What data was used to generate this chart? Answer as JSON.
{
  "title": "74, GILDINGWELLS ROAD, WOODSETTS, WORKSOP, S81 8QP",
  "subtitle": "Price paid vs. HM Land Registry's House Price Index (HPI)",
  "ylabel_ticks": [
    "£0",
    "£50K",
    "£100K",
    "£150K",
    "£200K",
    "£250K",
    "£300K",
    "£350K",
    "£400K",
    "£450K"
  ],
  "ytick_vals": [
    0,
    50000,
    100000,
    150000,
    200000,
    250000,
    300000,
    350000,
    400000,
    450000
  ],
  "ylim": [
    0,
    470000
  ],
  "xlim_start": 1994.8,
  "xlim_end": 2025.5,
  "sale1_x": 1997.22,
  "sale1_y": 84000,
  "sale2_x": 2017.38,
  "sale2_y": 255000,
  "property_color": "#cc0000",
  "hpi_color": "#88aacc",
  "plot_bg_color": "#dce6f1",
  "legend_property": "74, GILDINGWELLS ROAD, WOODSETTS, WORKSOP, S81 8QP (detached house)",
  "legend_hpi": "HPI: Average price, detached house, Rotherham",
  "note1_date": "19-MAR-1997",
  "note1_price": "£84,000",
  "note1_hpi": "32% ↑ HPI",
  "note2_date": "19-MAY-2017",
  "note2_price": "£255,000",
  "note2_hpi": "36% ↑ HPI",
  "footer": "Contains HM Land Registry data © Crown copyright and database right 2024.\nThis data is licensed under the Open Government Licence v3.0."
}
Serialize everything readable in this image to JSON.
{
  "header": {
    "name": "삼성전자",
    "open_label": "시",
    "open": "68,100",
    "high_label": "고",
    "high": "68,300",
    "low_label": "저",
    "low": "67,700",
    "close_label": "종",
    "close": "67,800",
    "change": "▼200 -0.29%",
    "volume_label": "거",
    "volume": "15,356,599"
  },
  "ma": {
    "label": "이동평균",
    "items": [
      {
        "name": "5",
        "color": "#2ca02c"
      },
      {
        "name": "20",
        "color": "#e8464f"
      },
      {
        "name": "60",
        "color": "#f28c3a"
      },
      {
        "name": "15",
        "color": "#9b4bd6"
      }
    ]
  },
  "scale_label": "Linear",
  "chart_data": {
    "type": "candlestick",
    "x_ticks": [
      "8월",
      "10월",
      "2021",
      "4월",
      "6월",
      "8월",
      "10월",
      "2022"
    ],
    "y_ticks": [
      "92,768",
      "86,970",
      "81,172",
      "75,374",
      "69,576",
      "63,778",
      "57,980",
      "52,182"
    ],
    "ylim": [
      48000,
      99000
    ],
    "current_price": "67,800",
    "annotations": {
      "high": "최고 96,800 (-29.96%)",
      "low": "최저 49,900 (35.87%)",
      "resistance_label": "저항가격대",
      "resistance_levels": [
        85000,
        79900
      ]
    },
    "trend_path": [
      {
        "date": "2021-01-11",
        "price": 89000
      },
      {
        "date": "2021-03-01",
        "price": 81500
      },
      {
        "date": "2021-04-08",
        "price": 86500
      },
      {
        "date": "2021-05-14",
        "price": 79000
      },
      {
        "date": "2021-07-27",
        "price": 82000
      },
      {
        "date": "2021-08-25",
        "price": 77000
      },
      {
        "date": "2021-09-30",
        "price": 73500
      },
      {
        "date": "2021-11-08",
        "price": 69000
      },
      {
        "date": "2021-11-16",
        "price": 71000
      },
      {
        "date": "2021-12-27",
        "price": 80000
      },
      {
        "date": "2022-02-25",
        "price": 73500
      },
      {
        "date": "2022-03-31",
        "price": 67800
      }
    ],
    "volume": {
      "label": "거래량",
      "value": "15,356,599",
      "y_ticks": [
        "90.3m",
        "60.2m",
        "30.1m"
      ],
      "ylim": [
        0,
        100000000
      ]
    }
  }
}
_ _ _ _ _
- [Job]: Copy out the material above in its entirety. Every detail must match.

- [Answer to this problem]:
What data was used to generate this chart? Answer as JSON.
{
  "title": "74, GILDINGWELLS ROAD, WOODSETTS, WORKSOP, S81 8QP",
  "subtitle": "Price paid vs. HM Land Registry's House Price Index (HPI)",
  "ylabel_ticks": [
    "£0",
    "£50K",
    "£100K",
    "£150K",
    "£200K",
    "£250K",
    "£300K",
    "£350K",
    "£400K",
    "£450K"
  ],
  "ytick_vals": [
    0,
    50000,
    100000,
    150000,
    200000,
    250000,
    300000,
    350000,
    400000,
    450000
  ],
  "ylim": [
    0,
    470000
  ],
  "xlim_start": 1994.8,
  "xlim_end": 2025.5,
  "sale1_x": 1997.22,
  "sale1_y": 84000,
  "sale2_x": 2017.38,
  "sale2_y": 255000,
  "property_color": "#cc0000",
  "hpi_color": "#88aacc",
  "plot_bg_color": "#dce6f1",
  "legend_property": "74, GILDINGWELLS ROAD, WOODSETTS, WORKSOP, S81 8QP (detached house)",
  "legend_hpi": "HPI: Average price, detached house, Rotherham",
  "note1_date": "19-MAR-1997",
  "note1_price": "£84,000",
  "note1_hpi": "32% ↑ HPI",
  "note2_date": "19-MAY-2017",
  "note2_price": "£255,000",
  "note2_hpi": "36% ↑ HPI",
  "footer": "Contains HM Land Registry data © Crown copyright and database right 2024.\nThis data is licensed under the Open Government Licence v3.0."
}
Serialize everything readable in this image to JSON.
{
  "header": {
    "name": "삼성전자",
    "open_label": "시",
    "open": "68,100",
    "high_label": "고",
    "high": "68,300",
    "low_label": "저",
    "low": "67,700",
    "close_label": "종",
    "close": "67,800",
    "change": "▼200 -0.29%",
    "volume_label": "거",
    "volume": "15,356,599"
  },
  "ma": {
    "label": "이동평균",
    "items": [
      {
        "name": "5",
        "color": "#2ca02c"
      },
      {
        "name": "20",
        "color": "#e8464f"
      },
      {
        "name": "60",
        "color": "#f28c3a"
      },
      {
        "name": "15",
        "color": "#9b4bd6"
      }
    ]
  },
  "scale_label": "Linear",
  "chart_data": {
    "type": "candlestick",
    "x_ticks": [
      "8월",
      "10월",
      "2021",
      "4월",
      "6월",
      "8월",
      "10월",
      "2022"
    ],
    "y_ticks": [
      "92,768",
      "86,970",
      "81,172",
      "75,374",
      "69,576",
      "63,778",
      "57,980",
      "52,182"
    ],
    "ylim": [
      48000,
      99000
    ],
    "current_price": "67,800",
    "annotations": {
      "high": "최고 96,800 (-29.96%)",
      "low": "최저 49,900 (35.87%)",
      "resistance_label": "저항가격대",
      "resistance_levels": [
        85000,
        79900
      ]
    },
    "trend_path": [
      {
        "date": "2021-01-11",
        "price": 89000
      },
      {
        "date": "2021-03-01",
        "price": 81500
      },
      {
        "date": "2021-04-08",
        "price": 86500
      },
      {
        "date": "2021-05-14",
        "price": 79000
      },
      {
        "date": "2021-07-27",
        "price": 82000
      },
      {
        "date": "2021-08-25",
        "price": 77000
      },
      {
        "date": "2021-09-30",
        "price": 73500
      },
      {
        "date": "2021-11-08",
        "price": 69000
      },
      {
        "date": "2021-11-16",
        "price": 71000
      },
      {
        "date": "2021-12-27",
        "price": 80000
      },
      {
        "date": "2022-02-25",
        "price": 73500
      },
      {
        "date": "2022-03-31",
        "price": 67800
      }
    ],
    "volume": {
      "label": "거래량",
      "value": "15,356,599",
      "y_ticks": [
        "90.3m",
        "60.2m",
        "30.1m"
      ],
      "ylim": [
        0,
        100000000
      ]
    }
  }
}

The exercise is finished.